### Prompt:
Replace "battery" with "power" in the records from the line containing "alarm-icon [537,8,557,28]" through the line containing "copy-icon[interactable] [445,810,473,840]". Output only those lines, with everything else unchanged.

### Material provided:
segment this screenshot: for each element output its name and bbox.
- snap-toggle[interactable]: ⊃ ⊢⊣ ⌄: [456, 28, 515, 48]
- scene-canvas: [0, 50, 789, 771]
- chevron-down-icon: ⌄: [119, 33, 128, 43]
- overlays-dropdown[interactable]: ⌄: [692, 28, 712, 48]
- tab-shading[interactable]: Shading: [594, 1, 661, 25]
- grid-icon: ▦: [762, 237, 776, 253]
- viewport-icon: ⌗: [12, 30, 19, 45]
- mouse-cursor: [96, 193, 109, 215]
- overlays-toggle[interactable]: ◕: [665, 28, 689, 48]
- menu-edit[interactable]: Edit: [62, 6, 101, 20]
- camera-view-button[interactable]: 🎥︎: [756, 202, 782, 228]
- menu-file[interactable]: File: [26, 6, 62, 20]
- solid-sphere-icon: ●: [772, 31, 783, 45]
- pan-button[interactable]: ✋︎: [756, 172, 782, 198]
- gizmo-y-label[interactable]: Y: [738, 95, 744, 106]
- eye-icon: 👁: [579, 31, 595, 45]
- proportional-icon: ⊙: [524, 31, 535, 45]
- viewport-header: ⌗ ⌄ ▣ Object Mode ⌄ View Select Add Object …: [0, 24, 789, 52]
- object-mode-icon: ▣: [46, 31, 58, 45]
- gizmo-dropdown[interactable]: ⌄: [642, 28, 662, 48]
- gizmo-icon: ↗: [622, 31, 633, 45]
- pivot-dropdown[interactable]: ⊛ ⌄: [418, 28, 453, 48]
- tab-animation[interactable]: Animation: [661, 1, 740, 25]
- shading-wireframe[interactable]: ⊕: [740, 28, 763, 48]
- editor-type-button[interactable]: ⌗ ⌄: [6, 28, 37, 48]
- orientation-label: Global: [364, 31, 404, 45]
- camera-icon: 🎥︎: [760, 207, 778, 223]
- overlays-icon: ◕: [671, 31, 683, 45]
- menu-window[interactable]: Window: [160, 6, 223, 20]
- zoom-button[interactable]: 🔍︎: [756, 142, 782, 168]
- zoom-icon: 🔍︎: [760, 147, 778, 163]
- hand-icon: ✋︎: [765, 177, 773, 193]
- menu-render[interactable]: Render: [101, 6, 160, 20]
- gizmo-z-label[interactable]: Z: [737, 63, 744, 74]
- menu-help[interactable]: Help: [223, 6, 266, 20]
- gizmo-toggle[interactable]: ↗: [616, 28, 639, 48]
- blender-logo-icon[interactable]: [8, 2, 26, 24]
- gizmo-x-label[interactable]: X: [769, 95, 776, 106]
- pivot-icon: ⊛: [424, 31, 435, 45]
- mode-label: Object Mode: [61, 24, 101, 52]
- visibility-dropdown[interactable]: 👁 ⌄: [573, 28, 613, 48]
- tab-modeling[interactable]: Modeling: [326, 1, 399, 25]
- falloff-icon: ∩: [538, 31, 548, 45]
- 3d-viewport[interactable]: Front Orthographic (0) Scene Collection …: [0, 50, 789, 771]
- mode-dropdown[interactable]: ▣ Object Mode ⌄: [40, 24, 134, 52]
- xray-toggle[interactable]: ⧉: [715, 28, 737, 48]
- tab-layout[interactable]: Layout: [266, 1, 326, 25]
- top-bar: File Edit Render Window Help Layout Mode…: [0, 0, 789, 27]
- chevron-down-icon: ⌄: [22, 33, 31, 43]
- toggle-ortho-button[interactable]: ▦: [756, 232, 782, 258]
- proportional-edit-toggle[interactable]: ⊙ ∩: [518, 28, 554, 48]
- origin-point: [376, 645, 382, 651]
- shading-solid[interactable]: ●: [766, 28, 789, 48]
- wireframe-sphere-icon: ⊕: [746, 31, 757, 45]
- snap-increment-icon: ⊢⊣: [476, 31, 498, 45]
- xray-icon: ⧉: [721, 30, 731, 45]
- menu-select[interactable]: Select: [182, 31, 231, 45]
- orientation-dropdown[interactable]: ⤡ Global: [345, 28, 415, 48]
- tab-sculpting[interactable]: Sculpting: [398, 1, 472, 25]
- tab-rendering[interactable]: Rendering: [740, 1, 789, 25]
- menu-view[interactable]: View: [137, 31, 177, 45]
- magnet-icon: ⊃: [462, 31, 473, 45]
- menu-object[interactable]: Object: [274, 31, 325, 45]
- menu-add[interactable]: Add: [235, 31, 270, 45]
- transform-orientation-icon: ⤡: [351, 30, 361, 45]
==
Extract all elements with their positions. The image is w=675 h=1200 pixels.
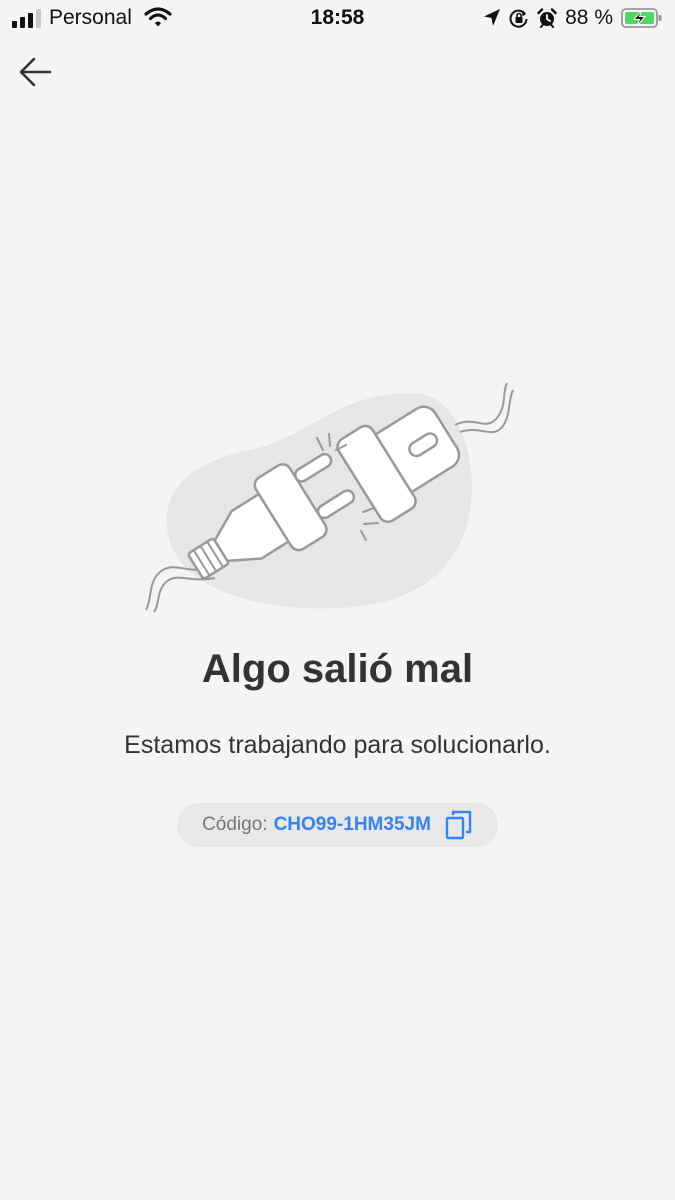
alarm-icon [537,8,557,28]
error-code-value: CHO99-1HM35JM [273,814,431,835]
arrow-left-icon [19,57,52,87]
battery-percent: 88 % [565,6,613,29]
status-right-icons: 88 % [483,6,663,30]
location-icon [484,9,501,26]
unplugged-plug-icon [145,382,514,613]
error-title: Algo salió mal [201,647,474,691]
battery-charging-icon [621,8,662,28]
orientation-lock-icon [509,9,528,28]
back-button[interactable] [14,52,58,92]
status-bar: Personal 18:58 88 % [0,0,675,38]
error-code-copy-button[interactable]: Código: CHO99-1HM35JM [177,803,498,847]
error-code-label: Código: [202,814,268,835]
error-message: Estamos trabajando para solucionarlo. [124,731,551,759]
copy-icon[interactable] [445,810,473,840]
---
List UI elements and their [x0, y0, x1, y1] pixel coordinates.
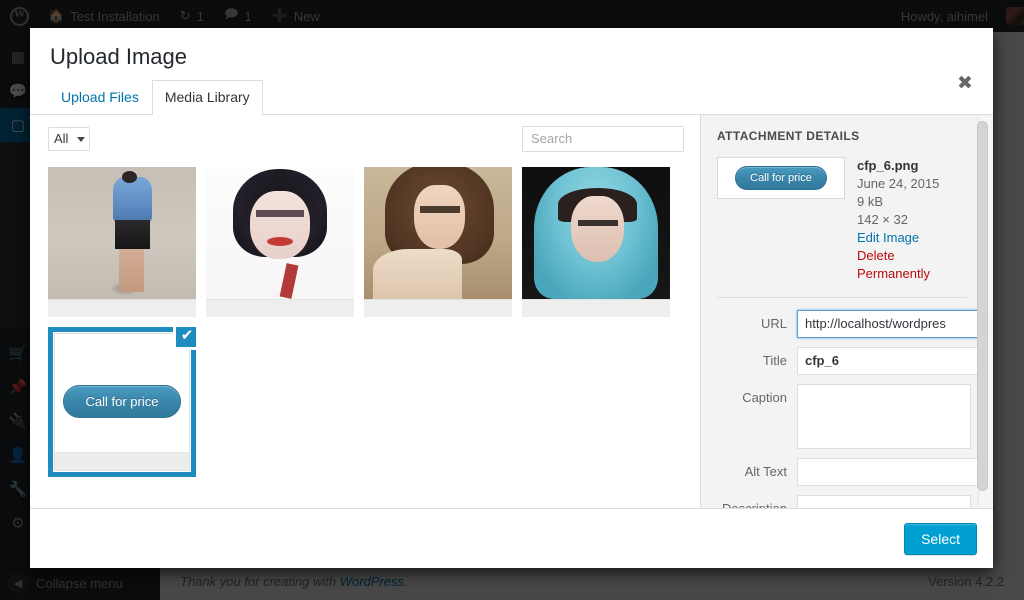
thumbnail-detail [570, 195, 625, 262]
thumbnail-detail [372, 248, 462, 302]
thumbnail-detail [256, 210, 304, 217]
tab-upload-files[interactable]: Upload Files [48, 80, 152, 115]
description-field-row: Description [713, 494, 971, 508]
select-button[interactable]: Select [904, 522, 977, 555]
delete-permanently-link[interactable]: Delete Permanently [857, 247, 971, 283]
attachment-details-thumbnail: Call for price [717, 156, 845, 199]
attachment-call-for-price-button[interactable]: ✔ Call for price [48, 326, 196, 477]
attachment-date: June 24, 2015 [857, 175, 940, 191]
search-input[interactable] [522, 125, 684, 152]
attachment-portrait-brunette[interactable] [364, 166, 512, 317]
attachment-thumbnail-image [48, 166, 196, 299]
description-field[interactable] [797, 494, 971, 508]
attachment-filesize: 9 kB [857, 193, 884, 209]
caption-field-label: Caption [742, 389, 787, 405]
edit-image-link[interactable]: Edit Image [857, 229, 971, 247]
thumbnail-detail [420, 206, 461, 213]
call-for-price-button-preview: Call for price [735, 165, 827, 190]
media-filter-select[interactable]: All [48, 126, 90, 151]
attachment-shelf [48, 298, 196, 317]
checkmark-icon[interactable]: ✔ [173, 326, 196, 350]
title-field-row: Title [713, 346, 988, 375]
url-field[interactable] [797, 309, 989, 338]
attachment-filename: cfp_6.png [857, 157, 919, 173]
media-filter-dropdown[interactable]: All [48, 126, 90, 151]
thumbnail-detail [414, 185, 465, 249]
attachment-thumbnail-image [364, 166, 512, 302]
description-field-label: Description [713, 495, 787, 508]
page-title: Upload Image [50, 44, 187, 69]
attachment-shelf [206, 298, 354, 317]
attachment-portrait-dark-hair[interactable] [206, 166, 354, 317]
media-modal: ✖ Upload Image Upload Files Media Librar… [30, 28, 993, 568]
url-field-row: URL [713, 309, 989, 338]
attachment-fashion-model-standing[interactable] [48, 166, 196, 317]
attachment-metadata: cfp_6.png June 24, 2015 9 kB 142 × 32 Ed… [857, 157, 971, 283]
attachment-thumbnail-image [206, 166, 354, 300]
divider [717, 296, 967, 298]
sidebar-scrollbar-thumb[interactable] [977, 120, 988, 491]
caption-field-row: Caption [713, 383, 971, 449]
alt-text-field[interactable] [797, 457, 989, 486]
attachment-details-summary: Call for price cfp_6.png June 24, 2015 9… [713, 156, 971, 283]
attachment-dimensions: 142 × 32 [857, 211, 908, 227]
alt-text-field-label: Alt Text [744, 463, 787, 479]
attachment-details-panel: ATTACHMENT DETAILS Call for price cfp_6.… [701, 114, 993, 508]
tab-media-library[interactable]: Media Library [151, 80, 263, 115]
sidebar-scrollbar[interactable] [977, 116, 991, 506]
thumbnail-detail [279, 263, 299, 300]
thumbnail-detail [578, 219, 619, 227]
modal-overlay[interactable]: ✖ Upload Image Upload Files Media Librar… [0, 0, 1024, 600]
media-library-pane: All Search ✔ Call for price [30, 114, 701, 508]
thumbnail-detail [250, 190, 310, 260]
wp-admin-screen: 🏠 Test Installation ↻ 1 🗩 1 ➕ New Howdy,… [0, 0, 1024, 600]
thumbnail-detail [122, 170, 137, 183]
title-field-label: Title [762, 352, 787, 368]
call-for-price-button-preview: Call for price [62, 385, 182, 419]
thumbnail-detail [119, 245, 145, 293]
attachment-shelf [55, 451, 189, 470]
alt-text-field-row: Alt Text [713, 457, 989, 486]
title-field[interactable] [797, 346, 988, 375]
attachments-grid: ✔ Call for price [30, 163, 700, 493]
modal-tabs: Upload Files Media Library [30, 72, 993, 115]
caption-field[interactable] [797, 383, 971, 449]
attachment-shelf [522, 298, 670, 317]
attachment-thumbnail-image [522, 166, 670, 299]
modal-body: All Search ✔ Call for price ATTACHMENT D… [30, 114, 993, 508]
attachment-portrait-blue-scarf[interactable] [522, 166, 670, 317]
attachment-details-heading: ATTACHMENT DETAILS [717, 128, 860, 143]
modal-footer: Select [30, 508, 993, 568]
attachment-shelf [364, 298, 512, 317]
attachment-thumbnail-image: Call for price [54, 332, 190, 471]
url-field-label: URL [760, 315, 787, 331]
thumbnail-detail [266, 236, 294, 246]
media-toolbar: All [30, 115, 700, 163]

### Output:
alarm-icon [537,8,557,28]
error-code-value: CHO99-1HM35JM [273,814,431,835]
arrow-left-icon [19,57,52,87]
power-percent: 88 % [565,6,613,29]
status-right-icons: 88 % [483,6,663,30]
location-icon [484,9,501,26]
unplugged-plug-icon [145,382,514,613]
error-title: Algo salió mal [201,647,474,691]
power-charging-icon [621,8,662,28]
orientation-lock-icon [509,9,528,28]
back-button[interactable] [14,52,58,92]
status-bar: Personal 18:58 88 % [0,0,675,38]
error-code-copy-button[interactable]: Código: CHO99-1HM35JM [177,803,498,847]
error-code-label: Código: [202,814,268,835]
error-message: Estamos trabajando para solucionarlo. [124,731,551,759]
copy-icon[interactable] [445,810,473,840]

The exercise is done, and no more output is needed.